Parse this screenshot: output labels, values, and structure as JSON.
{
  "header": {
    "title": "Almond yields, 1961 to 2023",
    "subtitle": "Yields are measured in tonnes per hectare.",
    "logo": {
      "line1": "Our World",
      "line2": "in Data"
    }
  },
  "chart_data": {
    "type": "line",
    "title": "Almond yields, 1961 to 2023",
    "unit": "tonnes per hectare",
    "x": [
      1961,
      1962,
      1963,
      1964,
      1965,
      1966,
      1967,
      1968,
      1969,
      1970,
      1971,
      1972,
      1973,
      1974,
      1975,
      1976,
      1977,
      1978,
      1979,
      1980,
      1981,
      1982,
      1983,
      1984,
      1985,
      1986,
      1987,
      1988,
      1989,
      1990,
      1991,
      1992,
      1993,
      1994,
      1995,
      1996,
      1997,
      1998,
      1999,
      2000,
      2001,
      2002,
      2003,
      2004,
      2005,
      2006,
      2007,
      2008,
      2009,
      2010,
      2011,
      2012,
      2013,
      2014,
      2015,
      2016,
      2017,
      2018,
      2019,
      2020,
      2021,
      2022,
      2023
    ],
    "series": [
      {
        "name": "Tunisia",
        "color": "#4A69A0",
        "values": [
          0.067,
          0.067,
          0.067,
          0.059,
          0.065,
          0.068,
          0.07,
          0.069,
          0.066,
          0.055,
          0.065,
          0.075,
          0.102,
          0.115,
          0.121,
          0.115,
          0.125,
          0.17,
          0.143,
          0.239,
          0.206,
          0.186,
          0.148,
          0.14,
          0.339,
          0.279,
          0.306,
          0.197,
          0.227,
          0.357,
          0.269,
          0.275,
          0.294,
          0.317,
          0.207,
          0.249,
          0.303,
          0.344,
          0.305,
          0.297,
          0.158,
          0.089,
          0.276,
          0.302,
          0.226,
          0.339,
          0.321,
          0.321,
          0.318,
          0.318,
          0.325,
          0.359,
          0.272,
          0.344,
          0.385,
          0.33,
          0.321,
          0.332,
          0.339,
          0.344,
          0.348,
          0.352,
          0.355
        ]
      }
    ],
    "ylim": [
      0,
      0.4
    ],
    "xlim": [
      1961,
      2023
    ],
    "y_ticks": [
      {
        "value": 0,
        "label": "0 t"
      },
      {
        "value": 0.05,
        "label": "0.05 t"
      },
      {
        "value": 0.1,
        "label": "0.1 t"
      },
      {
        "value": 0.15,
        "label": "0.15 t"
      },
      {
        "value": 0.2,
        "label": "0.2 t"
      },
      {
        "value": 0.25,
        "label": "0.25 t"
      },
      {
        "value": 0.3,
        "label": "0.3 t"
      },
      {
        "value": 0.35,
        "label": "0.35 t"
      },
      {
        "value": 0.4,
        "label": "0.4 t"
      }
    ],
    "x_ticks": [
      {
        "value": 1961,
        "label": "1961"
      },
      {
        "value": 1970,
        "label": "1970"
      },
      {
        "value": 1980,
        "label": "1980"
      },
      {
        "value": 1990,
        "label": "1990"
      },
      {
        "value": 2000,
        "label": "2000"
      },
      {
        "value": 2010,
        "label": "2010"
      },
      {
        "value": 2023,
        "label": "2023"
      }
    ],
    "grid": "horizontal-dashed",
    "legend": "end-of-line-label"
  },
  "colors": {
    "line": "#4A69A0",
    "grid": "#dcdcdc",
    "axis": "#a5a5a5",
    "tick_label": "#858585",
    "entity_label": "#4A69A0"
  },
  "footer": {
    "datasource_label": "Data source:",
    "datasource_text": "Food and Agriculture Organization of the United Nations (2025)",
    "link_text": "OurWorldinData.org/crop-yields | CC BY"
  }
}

■ ■ ■ ■

### Short exercise
Find and copy each line above that includes the string "hectare".

### Final result
    "subtitle": "Yields are measured in tonnes per hectare.",
    "unit": "tonnes per hectare",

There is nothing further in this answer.